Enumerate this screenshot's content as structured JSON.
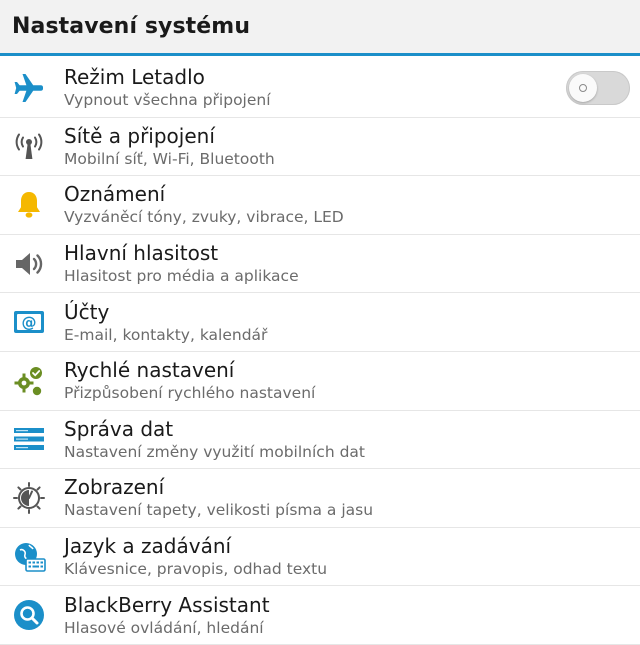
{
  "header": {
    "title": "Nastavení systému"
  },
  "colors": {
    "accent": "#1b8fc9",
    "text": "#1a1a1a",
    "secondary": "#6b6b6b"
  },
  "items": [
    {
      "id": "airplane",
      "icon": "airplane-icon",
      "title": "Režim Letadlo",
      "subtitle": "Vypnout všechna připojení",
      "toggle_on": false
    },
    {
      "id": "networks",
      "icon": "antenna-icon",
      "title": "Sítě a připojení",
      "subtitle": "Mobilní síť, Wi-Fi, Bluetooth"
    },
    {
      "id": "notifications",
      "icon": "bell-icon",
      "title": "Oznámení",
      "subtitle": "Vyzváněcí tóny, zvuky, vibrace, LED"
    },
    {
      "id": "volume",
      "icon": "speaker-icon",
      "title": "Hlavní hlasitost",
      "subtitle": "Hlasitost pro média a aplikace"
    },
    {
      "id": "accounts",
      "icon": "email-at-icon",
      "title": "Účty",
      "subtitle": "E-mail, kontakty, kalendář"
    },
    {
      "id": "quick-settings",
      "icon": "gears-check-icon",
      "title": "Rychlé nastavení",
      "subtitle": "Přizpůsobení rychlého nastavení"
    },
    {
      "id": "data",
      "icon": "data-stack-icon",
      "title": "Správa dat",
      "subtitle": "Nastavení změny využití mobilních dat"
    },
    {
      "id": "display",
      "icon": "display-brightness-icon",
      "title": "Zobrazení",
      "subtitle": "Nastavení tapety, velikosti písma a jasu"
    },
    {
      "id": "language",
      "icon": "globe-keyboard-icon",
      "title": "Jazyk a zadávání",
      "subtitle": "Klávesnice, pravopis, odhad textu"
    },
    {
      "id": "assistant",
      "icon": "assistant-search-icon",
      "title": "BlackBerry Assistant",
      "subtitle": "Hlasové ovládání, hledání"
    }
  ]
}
* * *
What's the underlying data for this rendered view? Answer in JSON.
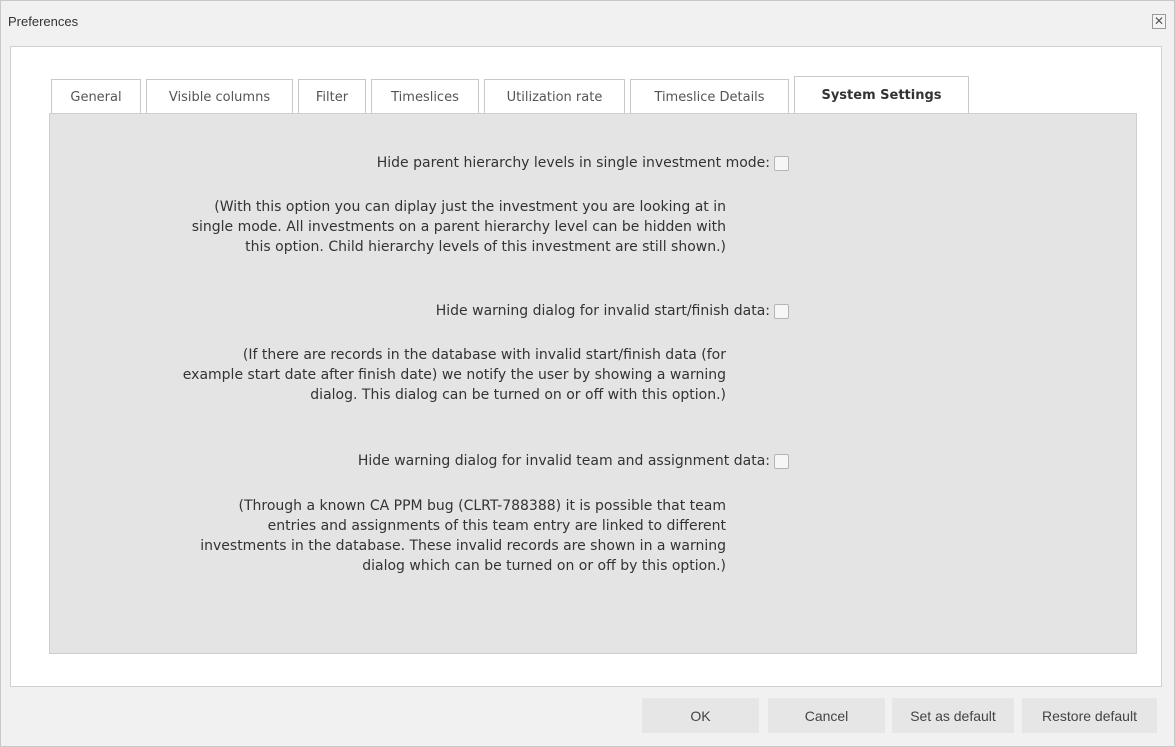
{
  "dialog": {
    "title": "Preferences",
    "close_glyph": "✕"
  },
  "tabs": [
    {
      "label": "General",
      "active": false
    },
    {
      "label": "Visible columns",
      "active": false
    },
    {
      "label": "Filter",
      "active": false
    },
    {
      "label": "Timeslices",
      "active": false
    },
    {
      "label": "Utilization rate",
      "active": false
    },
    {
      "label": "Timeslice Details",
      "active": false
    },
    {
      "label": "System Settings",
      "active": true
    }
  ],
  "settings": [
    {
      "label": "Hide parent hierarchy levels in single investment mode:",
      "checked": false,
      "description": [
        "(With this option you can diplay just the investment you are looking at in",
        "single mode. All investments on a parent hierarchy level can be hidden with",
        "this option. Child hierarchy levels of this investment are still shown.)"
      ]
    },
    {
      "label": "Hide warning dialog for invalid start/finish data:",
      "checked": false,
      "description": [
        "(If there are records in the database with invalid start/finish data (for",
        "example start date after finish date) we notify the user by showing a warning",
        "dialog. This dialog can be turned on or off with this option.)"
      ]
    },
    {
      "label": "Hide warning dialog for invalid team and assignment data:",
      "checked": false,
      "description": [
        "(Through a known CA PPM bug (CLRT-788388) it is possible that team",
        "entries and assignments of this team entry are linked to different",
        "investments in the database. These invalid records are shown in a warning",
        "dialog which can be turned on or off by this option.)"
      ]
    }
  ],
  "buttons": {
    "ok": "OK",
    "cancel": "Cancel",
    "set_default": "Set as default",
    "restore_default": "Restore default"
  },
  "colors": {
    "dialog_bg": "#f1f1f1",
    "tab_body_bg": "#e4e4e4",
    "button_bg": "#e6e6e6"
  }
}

**Aim of the task**. Look through the material above. Copy each line where the word "records" appears.

**Exercise output**.
        "(If there are records in the database with invalid start/finish data (for",
        "investments in the database. These invalid records are shown in a warning",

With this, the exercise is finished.